▶ [Problem to work on]: Omit the images, then print each record below exactly as it reads.

-- BEGIN Excerpted data --

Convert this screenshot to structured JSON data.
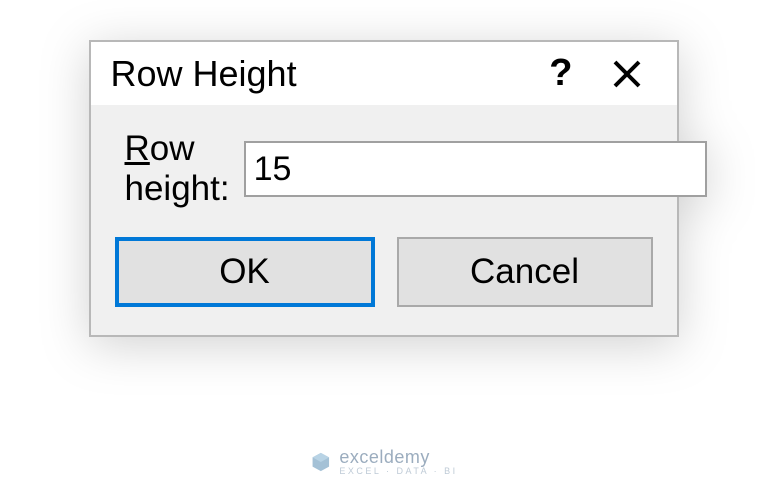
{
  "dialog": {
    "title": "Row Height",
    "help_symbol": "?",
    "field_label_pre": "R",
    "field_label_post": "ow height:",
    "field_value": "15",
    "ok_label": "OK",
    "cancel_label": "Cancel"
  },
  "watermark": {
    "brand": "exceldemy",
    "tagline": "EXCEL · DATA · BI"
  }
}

-- END Excerpted data --

▶ [Written solution]:
Convert this screenshot to structured JSON data.
{
  "dialog": {
    "title": "Row Height",
    "help_symbol": "?",
    "field_label_pre": "R",
    "field_label_post": "ow height:",
    "field_value": "15",
    "ok_label": "OK",
    "cancel_label": "Cancel"
  },
  "watermark": {
    "brand": "exceldemy",
    "tagline": "EXCEL · DATA · BI"
  }
}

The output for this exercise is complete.